Aim of the task:
Find how many lines in the data below include the word "values", then write only that number.

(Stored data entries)
BEGIN
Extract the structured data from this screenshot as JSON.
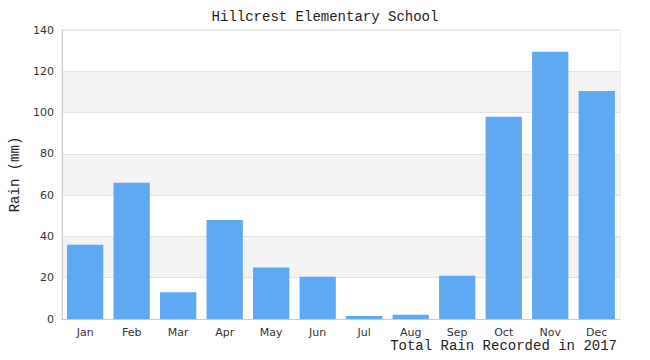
{
  "chart_data": {
    "type": "bar",
    "title": "Hillcrest Elementary School",
    "x_label": "Total Rain Recorded in 2017",
    "y_label": "Rain (mm)",
    "categories": [
      "Jan",
      "Feb",
      "Mar",
      "Apr",
      "May",
      "Jun",
      "Jul",
      "Aug",
      "Sep",
      "Oct",
      "Nov",
      "Dec"
    ],
    "values": [
      36,
      66,
      13,
      48,
      25,
      20.5,
      1.5,
      2,
      21,
      98,
      129.5,
      110.5
    ],
    "color": "#5fa8f2",
    "ylim": [
      0,
      140
    ],
    "yticks": [
      0,
      20,
      40,
      60,
      80,
      100,
      120,
      140
    ],
    "grid": true
  }
}
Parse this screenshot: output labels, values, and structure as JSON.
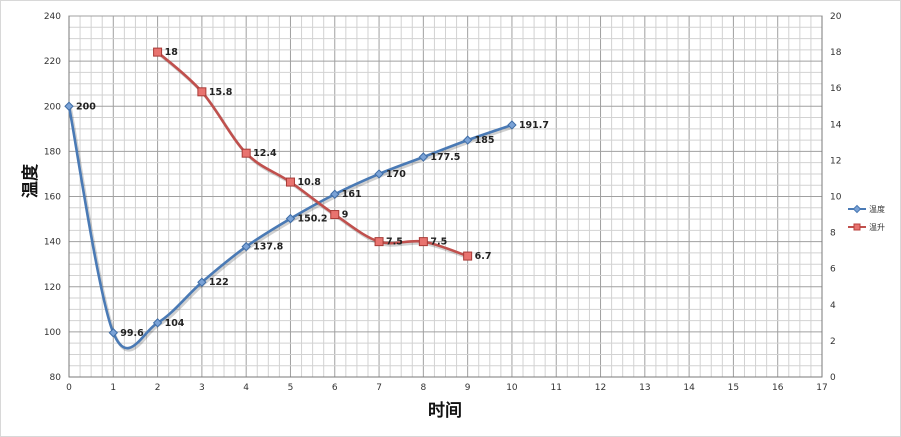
{
  "chart_data": {
    "type": "line",
    "xlabel": "时间",
    "ylabel": "温度",
    "xlim": [
      0,
      17
    ],
    "ylim": [
      80,
      240
    ],
    "y2lim": [
      0,
      20
    ],
    "x_ticks": [
      0,
      1,
      2,
      3,
      4,
      5,
      6,
      7,
      8,
      9,
      10,
      11,
      12,
      13,
      14,
      15,
      16,
      17
    ],
    "y_ticks": [
      80,
      100,
      120,
      140,
      160,
      180,
      200,
      220,
      240
    ],
    "y2_ticks": [
      0,
      2,
      4,
      6,
      8,
      10,
      12,
      14,
      16,
      18,
      20
    ],
    "grid": true,
    "legend_position": "right",
    "series": [
      {
        "name": "温度",
        "axis": "left",
        "color": "#4a7ab5",
        "marker": "diamond",
        "smooth": true,
        "x": [
          0,
          1,
          2,
          3,
          4,
          5,
          6,
          7,
          8,
          9,
          10
        ],
        "values": [
          200,
          99.6,
          104,
          122,
          137.8,
          150.2,
          161,
          170,
          177.5,
          185,
          191.7
        ],
        "labels": [
          "200",
          "99.6",
          "104",
          "122",
          "137.8",
          "150.2",
          "161",
          "170",
          "177.5",
          "185",
          "191.7"
        ]
      },
      {
        "name": "温升",
        "axis": "right",
        "color": "#c0504d",
        "marker": "square",
        "smooth": true,
        "x": [
          2,
          3,
          4,
          5,
          6,
          7,
          8,
          9
        ],
        "values": [
          18,
          15.8,
          12.4,
          10.8,
          9,
          7.5,
          7.5,
          6.7
        ],
        "labels": [
          "18",
          "15.8",
          "12.4",
          "10.8",
          "9",
          "7.5",
          "7.5",
          "6.7"
        ]
      }
    ]
  }
}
END
Solution to this task:
4